→ Aim:
Give every line back verbatim, dropping all images.

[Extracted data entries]
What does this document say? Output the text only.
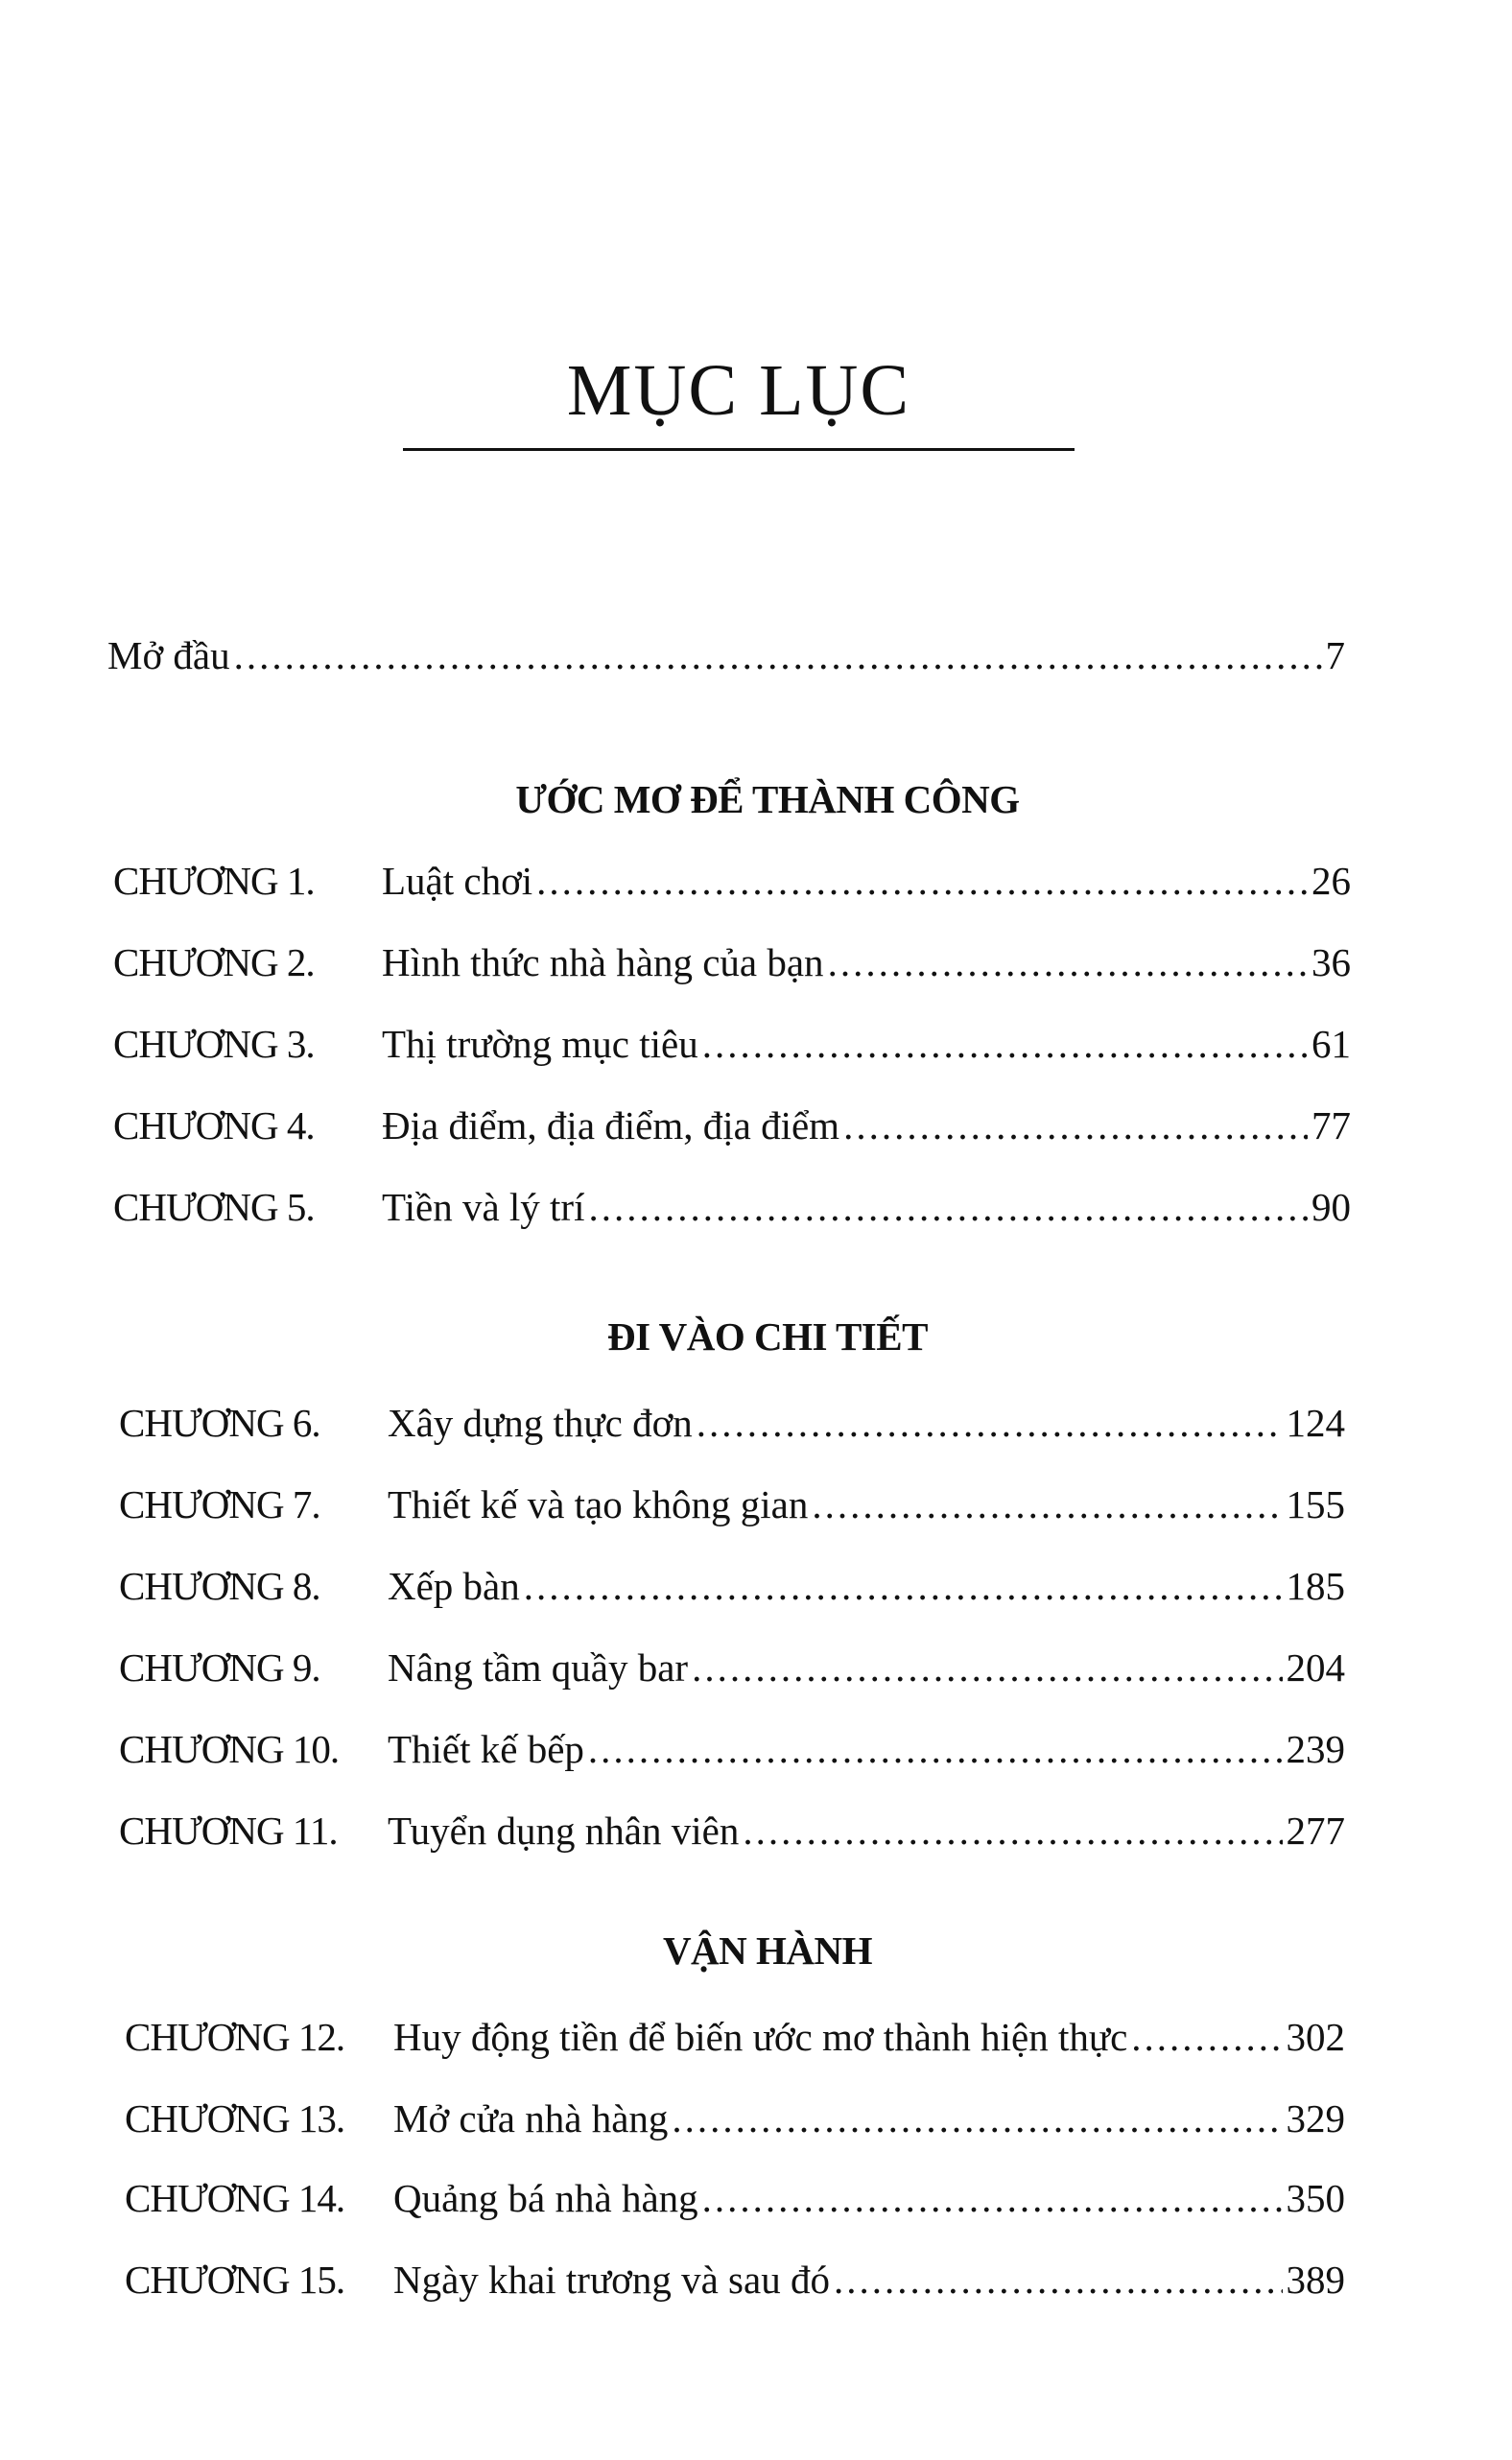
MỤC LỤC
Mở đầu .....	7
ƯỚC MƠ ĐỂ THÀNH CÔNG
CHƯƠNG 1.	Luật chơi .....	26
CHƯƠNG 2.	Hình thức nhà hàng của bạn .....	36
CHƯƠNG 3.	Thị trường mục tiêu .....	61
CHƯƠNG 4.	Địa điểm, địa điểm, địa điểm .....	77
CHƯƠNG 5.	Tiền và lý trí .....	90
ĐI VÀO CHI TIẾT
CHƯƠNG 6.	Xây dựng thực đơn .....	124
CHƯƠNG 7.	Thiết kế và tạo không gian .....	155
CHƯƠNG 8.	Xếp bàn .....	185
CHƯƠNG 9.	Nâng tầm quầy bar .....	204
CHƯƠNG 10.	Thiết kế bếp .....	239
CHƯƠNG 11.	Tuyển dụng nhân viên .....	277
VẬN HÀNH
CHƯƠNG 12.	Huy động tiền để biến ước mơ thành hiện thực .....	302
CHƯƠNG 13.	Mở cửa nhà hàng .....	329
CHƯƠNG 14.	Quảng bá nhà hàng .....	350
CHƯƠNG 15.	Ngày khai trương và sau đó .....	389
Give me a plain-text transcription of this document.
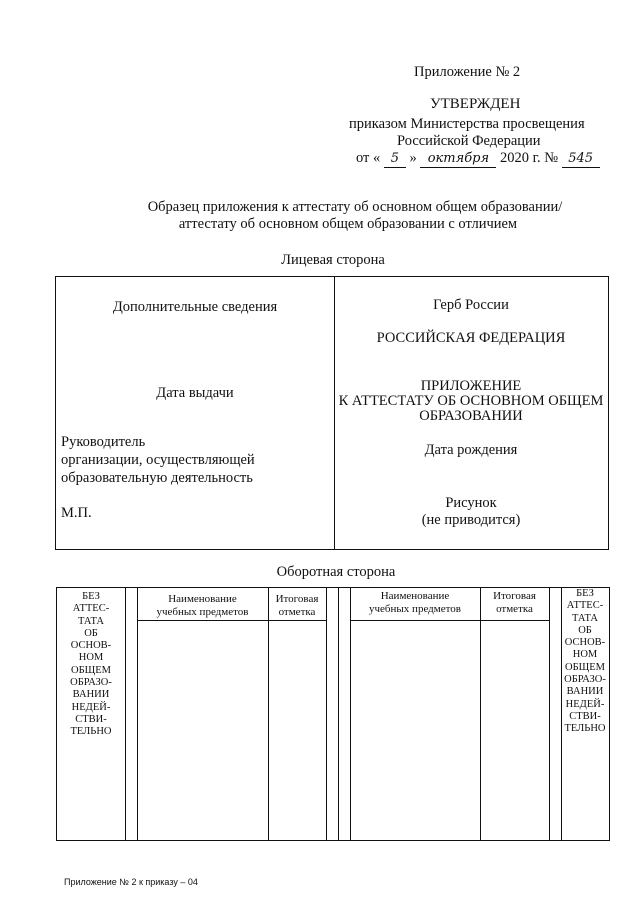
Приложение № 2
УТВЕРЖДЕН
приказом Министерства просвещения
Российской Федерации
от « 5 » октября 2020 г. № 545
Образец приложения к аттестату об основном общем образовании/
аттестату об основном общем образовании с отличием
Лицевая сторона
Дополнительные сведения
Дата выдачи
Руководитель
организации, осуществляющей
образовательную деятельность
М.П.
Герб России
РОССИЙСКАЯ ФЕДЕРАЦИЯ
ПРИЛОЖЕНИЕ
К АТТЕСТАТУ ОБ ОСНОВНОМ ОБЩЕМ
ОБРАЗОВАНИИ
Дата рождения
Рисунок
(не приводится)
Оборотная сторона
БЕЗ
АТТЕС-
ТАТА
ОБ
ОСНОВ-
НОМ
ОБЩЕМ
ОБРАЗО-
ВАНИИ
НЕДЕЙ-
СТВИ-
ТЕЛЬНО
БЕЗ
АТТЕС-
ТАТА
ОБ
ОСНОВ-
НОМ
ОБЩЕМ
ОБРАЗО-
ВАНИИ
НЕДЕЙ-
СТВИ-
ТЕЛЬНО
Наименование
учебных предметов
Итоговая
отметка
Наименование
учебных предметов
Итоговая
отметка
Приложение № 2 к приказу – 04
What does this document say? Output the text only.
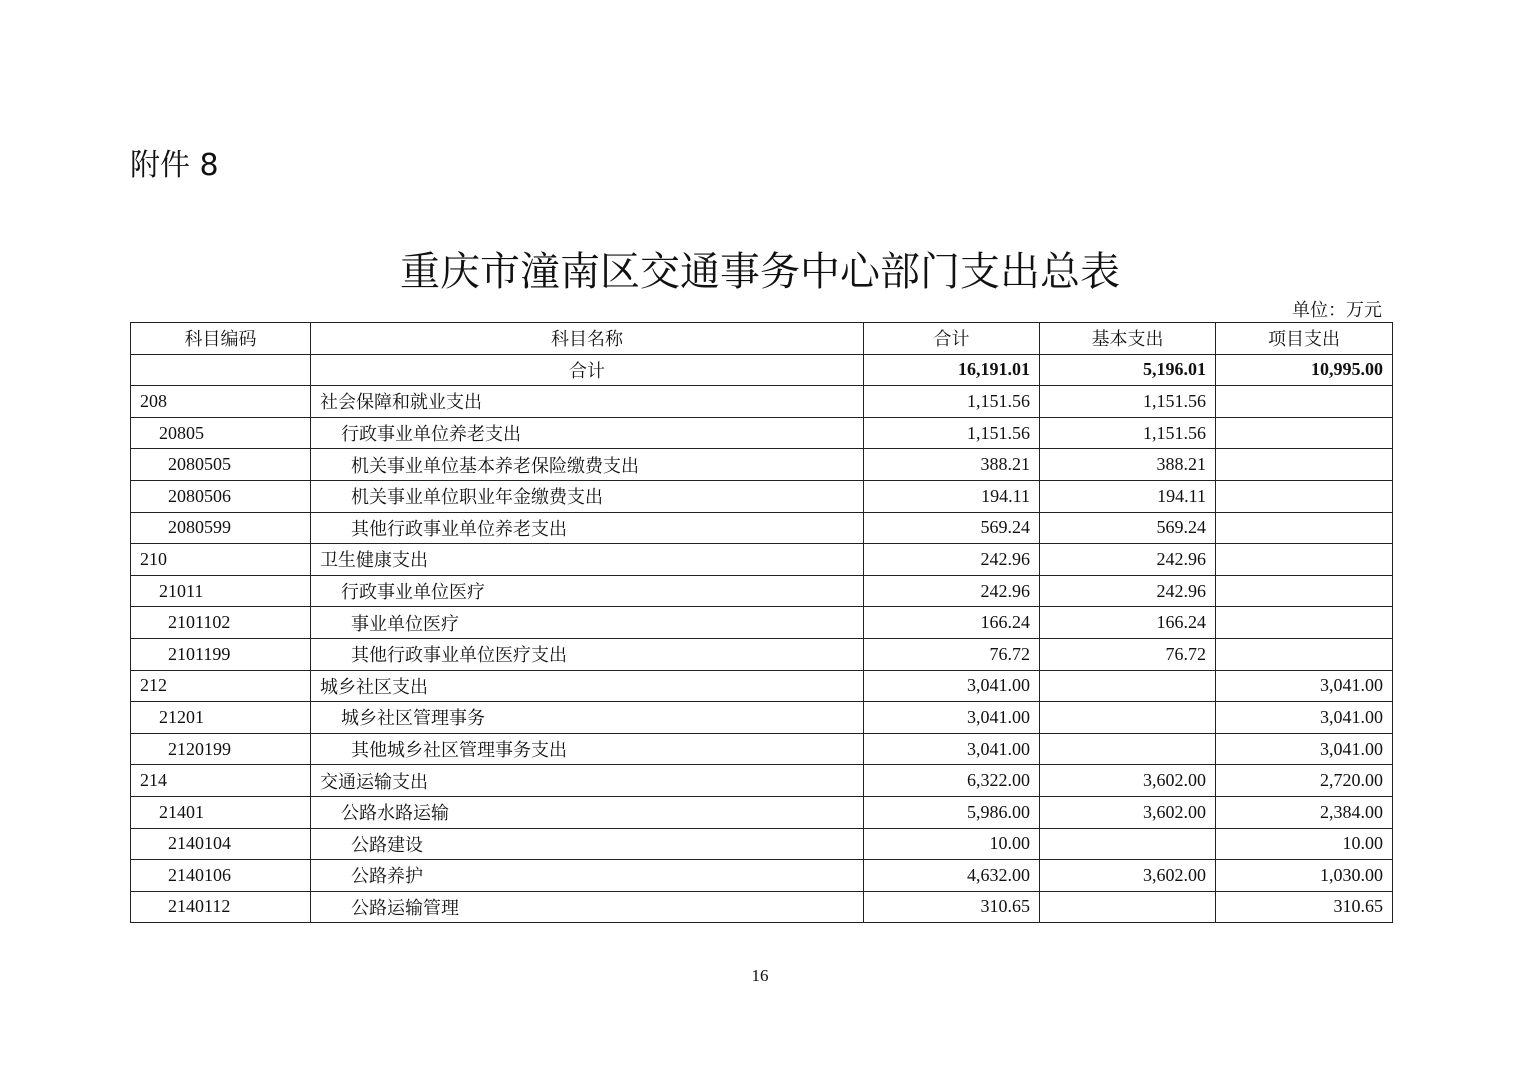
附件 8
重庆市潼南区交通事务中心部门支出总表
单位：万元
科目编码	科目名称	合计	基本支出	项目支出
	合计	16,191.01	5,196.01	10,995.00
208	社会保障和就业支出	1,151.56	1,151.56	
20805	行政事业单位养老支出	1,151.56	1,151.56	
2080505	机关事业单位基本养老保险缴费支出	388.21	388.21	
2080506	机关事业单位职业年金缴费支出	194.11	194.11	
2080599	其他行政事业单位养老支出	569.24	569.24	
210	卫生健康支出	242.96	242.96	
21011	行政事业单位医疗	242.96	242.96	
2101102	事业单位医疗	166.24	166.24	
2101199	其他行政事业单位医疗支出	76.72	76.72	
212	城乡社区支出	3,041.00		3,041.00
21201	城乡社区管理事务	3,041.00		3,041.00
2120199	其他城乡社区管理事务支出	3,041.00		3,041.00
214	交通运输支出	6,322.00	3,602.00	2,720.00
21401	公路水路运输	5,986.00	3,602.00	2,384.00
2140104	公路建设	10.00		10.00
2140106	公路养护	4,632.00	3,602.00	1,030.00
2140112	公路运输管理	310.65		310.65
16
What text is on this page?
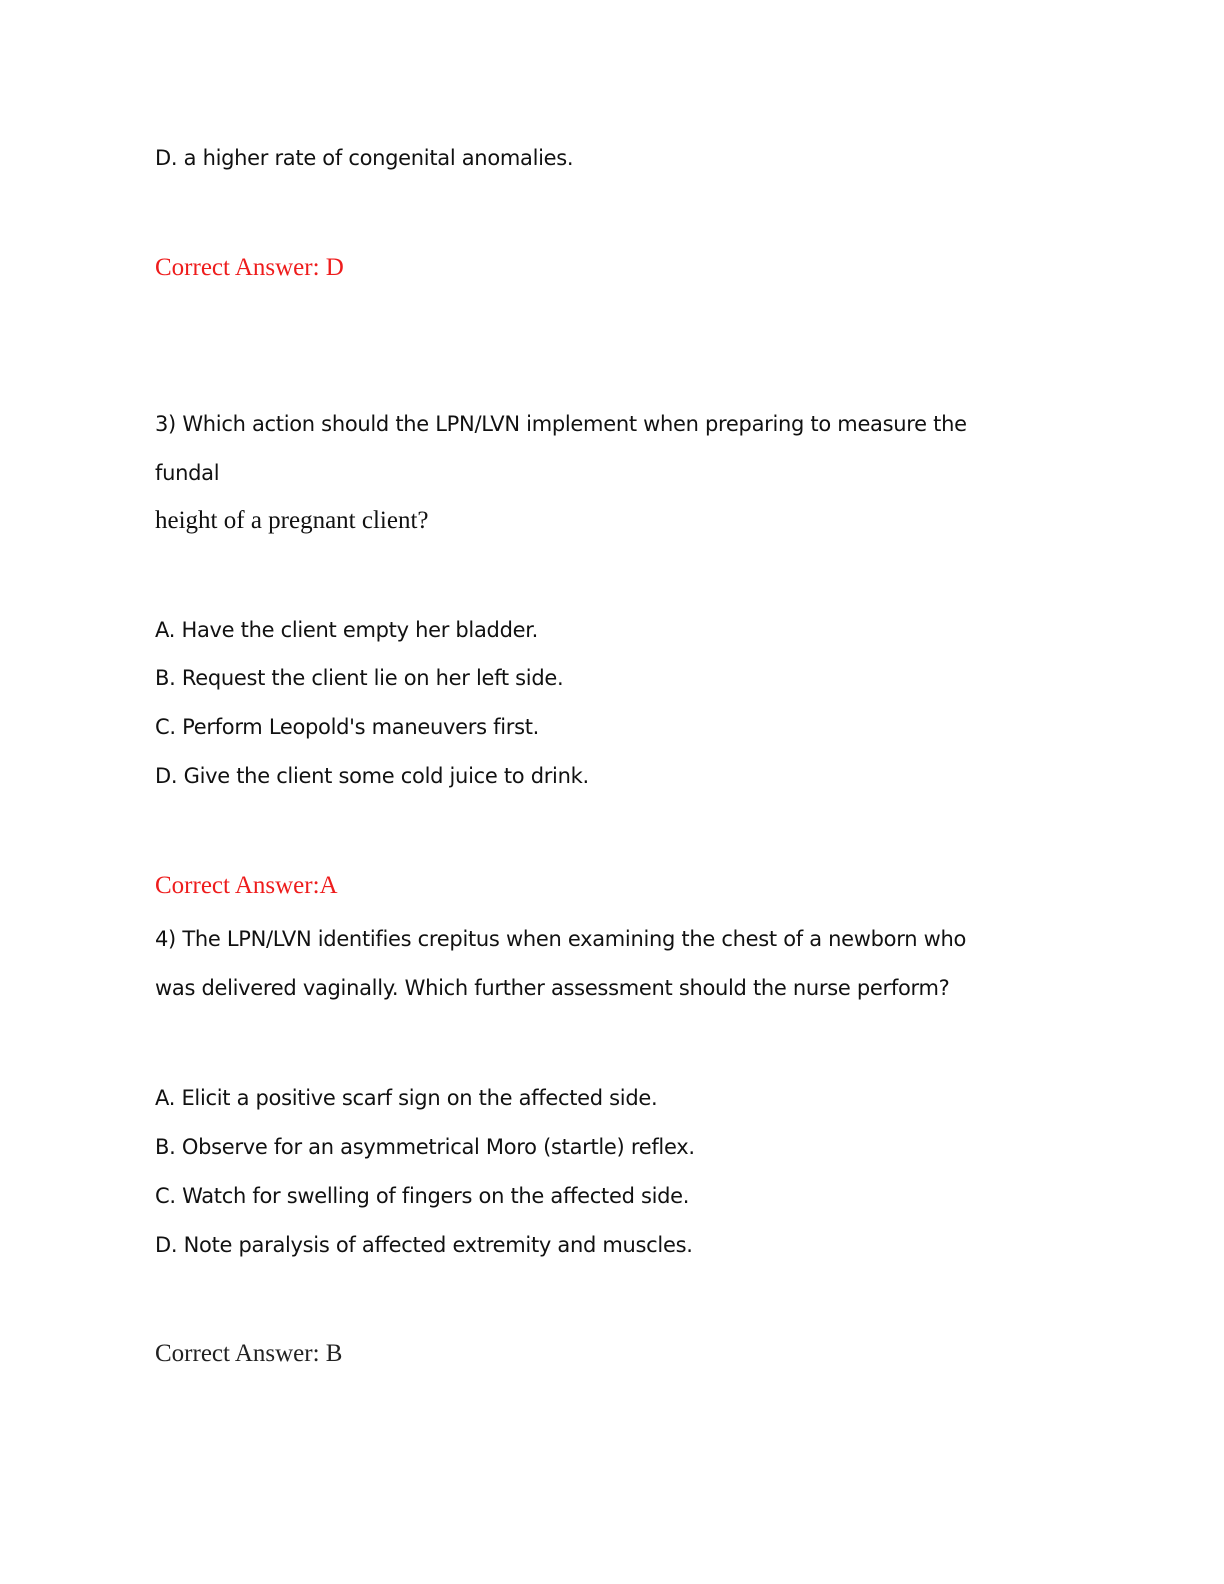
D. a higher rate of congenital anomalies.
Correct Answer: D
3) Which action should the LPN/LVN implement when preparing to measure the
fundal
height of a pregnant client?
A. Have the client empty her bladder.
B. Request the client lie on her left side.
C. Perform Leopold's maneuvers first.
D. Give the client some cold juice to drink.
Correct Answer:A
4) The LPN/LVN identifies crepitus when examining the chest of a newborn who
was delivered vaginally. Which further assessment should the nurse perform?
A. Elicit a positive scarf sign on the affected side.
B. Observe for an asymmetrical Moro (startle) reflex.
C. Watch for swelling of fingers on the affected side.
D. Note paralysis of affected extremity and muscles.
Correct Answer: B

→ Exercise solution:
What does this document say? Output the text only.
MỤC LỤC
Mở đầu .....	7
ƯỚC MƠ ĐỂ THÀNH CÔNG
CHƯƠNG 1.	Luật chơi .....	26
CHƯƠNG 2.	Hình thức nhà hàng của bạn .....	36
CHƯƠNG 3.	Thị trường mục tiêu .....	61
CHƯƠNG 4.	Địa điểm, địa điểm, địa điểm .....	77
CHƯƠNG 5.	Tiền và lý trí .....	90
ĐI VÀO CHI TIẾT
CHƯƠNG 6.	Xây dựng thực đơn .....	124
CHƯƠNG 7.	Thiết kế và tạo không gian .....	155
CHƯƠNG 8.	Xếp bàn .....	185
CHƯƠNG 9.	Nâng tầm quầy bar .....	204
CHƯƠNG 10.	Thiết kế bếp .....	239
CHƯƠNG 11.	Tuyển dụng nhân viên .....	277
VẬN HÀNH
CHƯƠNG 12.	Huy động tiền để biến ước mơ thành hiện thực .....	302
CHƯƠNG 13.	Mở cửa nhà hàng .....	329
CHƯƠNG 14.	Quảng bá nhà hàng .....	350
CHƯƠNG 15.	Ngày khai trương và sau đó .....	389
Give me a plain-text transcription of this document.
Приложение № 2
УТВЕРЖДЕН
приказом Министерства просвещения
Российской Федерации
от « 5 » октября 2020 г. № 545
Образец приложения к аттестату об основном общем образовании/
аттестату об основном общем образовании с отличием
Лицевая сторона
Дополнительные сведения
Дата выдачи
Руководитель
организации, осуществляющей
образовательную деятельность
М.П.
Герб России
РОССИЙСКАЯ ФЕДЕРАЦИЯ
ПРИЛОЖЕНИЕ
К АТТЕСТАТУ ОБ ОСНОВНОМ ОБЩЕМ
ОБРАЗОВАНИИ
Дата рождения
Рисунок
(не приводится)
Оборотная сторона
БЕЗ
АТТЕС-
ТАТА
ОБ
ОСНОВ-
НОМ
ОБЩЕМ
ОБРАЗО-
ВАНИИ
НЕДЕЙ-
СТВИ-
ТЕЛЬНО
БЕЗ
АТТЕС-
ТАТА
ОБ
ОСНОВ-
НОМ
ОБЩЕМ
ОБРАЗО-
ВАНИИ
НЕДЕЙ-
СТВИ-
ТЕЛЬНО
Наименование
учебных предметов
Итоговая
отметка
Наименование
учебных предметов
Итоговая
отметка
Приложение № 2 к приказу – 04
What does this document say? Output the text only.
附件 8
重庆市潼南区交通事务中心部门支出总表
单位：万元
科目编码	科目名称	合计	基本支出	项目支出
	合计	16,191.01	5,196.01	10,995.00
208	社会保障和就业支出	1,151.56	1,151.56	
20805	行政事业单位养老支出	1,151.56	1,151.56	
2080505	机关事业单位基本养老保险缴费支出	388.21	388.21	
2080506	机关事业单位职业年金缴费支出	194.11	194.11	
2080599	其他行政事业单位养老支出	569.24	569.24	
210	卫生健康支出	242.96	242.96	
21011	行政事业单位医疗	242.96	242.96	
2101102	事业单位医疗	166.24	166.24	
2101199	其他行政事业单位医疗支出	76.72	76.72	
212	城乡社区支出	3,041.00		3,041.00
21201	城乡社区管理事务	3,041.00		3,041.00
2120199	其他城乡社区管理事务支出	3,041.00		3,041.00
214	交通运输支出	6,322.00	3,602.00	2,720.00
21401	公路水路运输	5,986.00	3,602.00	2,384.00
2140104	公路建设	10.00		10.00
2140106	公路养护	4,632.00	3,602.00	1,030.00
2140112	公路运输管理	310.65		310.65
16
What text is on this page?
D. a higher rate of congenital anomalies.
Correct Answer: D
3) Which action should the LPN/LVN implement when preparing to measure the
fundal
height of a pregnant client?
A. Have the client empty her bladder.
B. Request the client lie on her left side.
C. Perform Leopold's maneuvers first.
D. Give the client some cold juice to drink.
Correct Answer:A
4) The LPN/LVN identifies crepitus when examining the chest of a newborn who
was delivered vaginally. Which further assessment should the nurse perform?
A. Elicit a positive scarf sign on the affected side.
B. Observe for an asymmetrical Moro (startle) reflex.
C. Watch for swelling of fingers on the affected side.
D. Note paralysis of affected extremity and muscles.
Correct Answer: B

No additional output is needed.